Exercise brief. Extract the records in full, leaving every picture out.

==== Source data ====

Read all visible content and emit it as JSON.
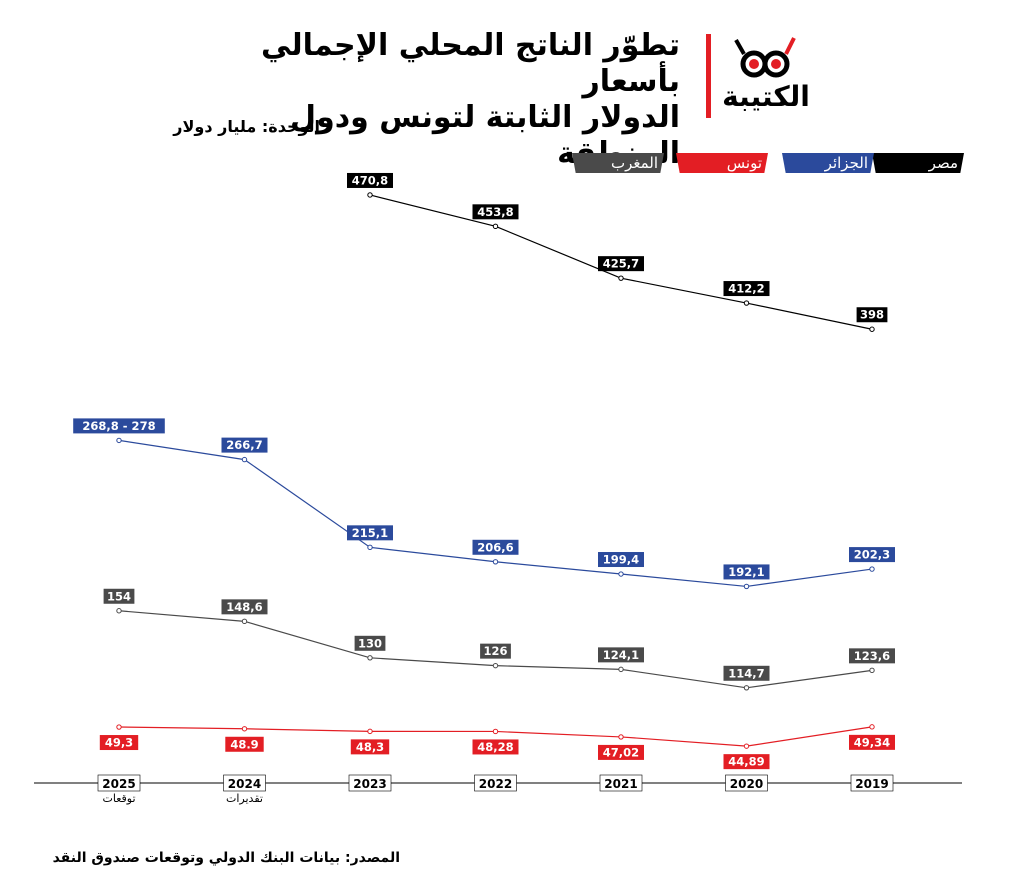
{
  "header": {
    "title_line1": "تطوّر الناتج المحلي الإجمالي بأسعار",
    "title_line2": "الدولار الثابتة لتونس ودول المنطقة",
    "unit": "الوحدة: مليار دولار",
    "logo_text": "الكتيبة"
  },
  "source": "المصدر: بيانات البنك الدولي وتوقعات صندوق النقد",
  "colors": {
    "egypt": "#000000",
    "algeria": "#2b4a9c",
    "morocco": "#4a4a4a",
    "tunisia": "#e31e24",
    "brand_red": "#e31e24"
  },
  "chart_data": {
    "type": "line",
    "categories": [
      "2025",
      "2024",
      "2023",
      "2022",
      "2021",
      "2020",
      "2019"
    ],
    "category_sublabels": [
      "توقعات",
      "تقديرات",
      "",
      "",
      "",
      "",
      ""
    ],
    "legend": [
      {
        "key": "egypt",
        "label": "مصر"
      },
      {
        "key": "algeria",
        "label": "الجزائر"
      },
      {
        "key": "tunisia",
        "label": "تونس"
      },
      {
        "key": "morocco",
        "label": "المغرب"
      }
    ],
    "series": [
      {
        "key": "egypt",
        "name": "مصر",
        "values": [
          null,
          null,
          470.8,
          453.8,
          425.7,
          412.2,
          398
        ],
        "labels": [
          "",
          "",
          "470,8",
          "453,8",
          "425,7",
          "412,2",
          "398"
        ]
      },
      {
        "key": "algeria",
        "name": "الجزائر",
        "values": [
          278,
          266.7,
          215.1,
          206.6,
          199.4,
          192.1,
          202.3
        ],
        "labels": [
          "268,8 - 278",
          "266,7",
          "215,1",
          "206,6",
          "199,4",
          "192,1",
          "202,3"
        ]
      },
      {
        "key": "morocco",
        "name": "المغرب",
        "values": [
          154,
          148.6,
          130,
          126,
          124.1,
          114.7,
          123.6
        ],
        "labels": [
          "154",
          "148,6",
          "130",
          "126",
          "124,1",
          "114,7",
          "123,6"
        ]
      },
      {
        "key": "tunisia",
        "name": "تونس",
        "values": [
          49.3,
          48.9,
          48.3,
          48.28,
          47.02,
          44.89,
          49.34
        ],
        "labels": [
          "49,3",
          "48.9",
          "48,3",
          "48,28",
          "47,02",
          "44,89",
          "49,34"
        ]
      }
    ]
  }
}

====

Problem solution.
Read all visible content and emit it as JSON.
{
  "header": {
    "title_line1": "تطوّر الناتج المحلي الإجمالي بأسعار",
    "title_line2": "الدولار الثابتة لتونس ودول المنطقة",
    "unit": "الوحدة: مليار دولار",
    "logo_text": "الكتيبة"
  },
  "source": "المصدر: بيانات البنك الدولي وتوقعات صندوق النقد",
  "colors": {
    "egypt": "#000000",
    "algeria": "#2b4a9c",
    "morocco": "#4a4a4a",
    "tunisia": "#e31e24",
    "brand_red": "#e31e24"
  },
  "chart_data": {
    "type": "line",
    "categories": [
      "2025",
      "2024",
      "2023",
      "2022",
      "2021",
      "2020",
      "2019"
    ],
    "category_sublabels": [
      "توقعات",
      "تقديرات",
      "",
      "",
      "",
      "",
      ""
    ],
    "legend": [
      {
        "key": "egypt",
        "label": "مصر"
      },
      {
        "key": "algeria",
        "label": "الجزائر"
      },
      {
        "key": "tunisia",
        "label": "تونس"
      },
      {
        "key": "morocco",
        "label": "المغرب"
      }
    ],
    "series": [
      {
        "key": "egypt",
        "name": "مصر",
        "values": [
          null,
          null,
          470.8,
          453.8,
          425.7,
          412.2,
          398
        ],
        "labels": [
          "",
          "",
          "470,8",
          "453,8",
          "425,7",
          "412,2",
          "398"
        ]
      },
      {
        "key": "algeria",
        "name": "الجزائر",
        "values": [
          278,
          266.7,
          215.1,
          206.6,
          199.4,
          192.1,
          202.3
        ],
        "labels": [
          "268,8 - 278",
          "266,7",
          "215,1",
          "206,6",
          "199,4",
          "192,1",
          "202,3"
        ]
      },
      {
        "key": "morocco",
        "name": "المغرب",
        "values": [
          154,
          148.6,
          130,
          126,
          124.1,
          114.7,
          123.6
        ],
        "labels": [
          "154",
          "148,6",
          "130",
          "126",
          "124,1",
          "114,7",
          "123,6"
        ]
      },
      {
        "key": "tunisia",
        "name": "تونس",
        "values": [
          49.3,
          48.9,
          48.3,
          48.28,
          47.02,
          44.89,
          49.34
        ],
        "labels": [
          "49,3",
          "48.9",
          "48,3",
          "48,28",
          "47,02",
          "44,89",
          "49,34"
        ]
      }
    ]
  }
}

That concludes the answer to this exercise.